> Given instruction
Only the pictures are left out: repeat the rest of the entries exactly.

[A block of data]
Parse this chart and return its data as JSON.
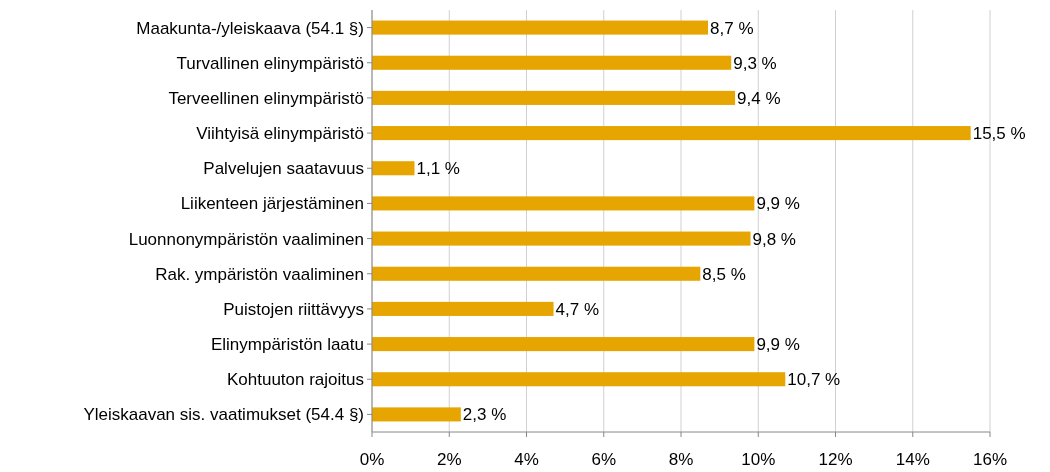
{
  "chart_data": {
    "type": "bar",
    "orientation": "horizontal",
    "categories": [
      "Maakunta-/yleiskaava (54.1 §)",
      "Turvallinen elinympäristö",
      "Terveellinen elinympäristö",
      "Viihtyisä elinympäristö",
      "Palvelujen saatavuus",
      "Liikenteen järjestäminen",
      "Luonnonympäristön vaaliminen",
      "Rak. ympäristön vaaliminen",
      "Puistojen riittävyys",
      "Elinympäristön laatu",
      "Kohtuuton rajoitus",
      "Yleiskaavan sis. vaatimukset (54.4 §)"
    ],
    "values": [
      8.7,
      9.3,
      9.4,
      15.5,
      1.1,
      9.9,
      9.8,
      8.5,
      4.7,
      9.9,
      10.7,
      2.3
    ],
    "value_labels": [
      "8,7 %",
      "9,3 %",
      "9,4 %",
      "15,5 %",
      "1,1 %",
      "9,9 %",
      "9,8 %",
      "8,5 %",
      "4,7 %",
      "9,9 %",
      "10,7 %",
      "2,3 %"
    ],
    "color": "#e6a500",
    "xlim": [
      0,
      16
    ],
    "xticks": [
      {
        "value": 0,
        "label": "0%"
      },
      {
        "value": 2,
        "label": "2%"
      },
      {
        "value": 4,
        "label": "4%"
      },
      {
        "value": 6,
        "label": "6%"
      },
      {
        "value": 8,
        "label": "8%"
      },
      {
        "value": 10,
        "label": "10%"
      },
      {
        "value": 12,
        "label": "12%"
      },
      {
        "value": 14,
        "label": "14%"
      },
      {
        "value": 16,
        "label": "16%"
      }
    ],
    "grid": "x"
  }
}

> Answer to the problem
Parse this chart and return its data as JSON.
{
  "chart_data": {
    "type": "bar",
    "orientation": "horizontal",
    "categories": [
      "Maakunta-/yleiskaava (54.1 §)",
      "Turvallinen elinympäristö",
      "Terveellinen elinympäristö",
      "Viihtyisä elinympäristö",
      "Palvelujen saatavuus",
      "Liikenteen järjestäminen",
      "Luonnonympäristön vaaliminen",
      "Rak. ympäristön vaaliminen",
      "Puistojen riittävyys",
      "Elinympäristön laatu",
      "Kohtuuton rajoitus",
      "Yleiskaavan sis. vaatimukset (54.4 §)"
    ],
    "values": [
      8.7,
      9.3,
      9.4,
      15.5,
      1.1,
      9.9,
      9.8,
      8.5,
      4.7,
      9.9,
      10.7,
      2.3
    ],
    "value_labels": [
      "8,7 %",
      "9,3 %",
      "9,4 %",
      "15,5 %",
      "1,1 %",
      "9,9 %",
      "9,8 %",
      "8,5 %",
      "4,7 %",
      "9,9 %",
      "10,7 %",
      "2,3 %"
    ],
    "color": "#e6a500",
    "xlim": [
      0,
      16
    ],
    "xticks": [
      {
        "value": 0,
        "label": "0%"
      },
      {
        "value": 2,
        "label": "2%"
      },
      {
        "value": 4,
        "label": "4%"
      },
      {
        "value": 6,
        "label": "6%"
      },
      {
        "value": 8,
        "label": "8%"
      },
      {
        "value": 10,
        "label": "10%"
      },
      {
        "value": 12,
        "label": "12%"
      },
      {
        "value": 14,
        "label": "14%"
      },
      {
        "value": 16,
        "label": "16%"
      }
    ],
    "grid": "x"
  }
}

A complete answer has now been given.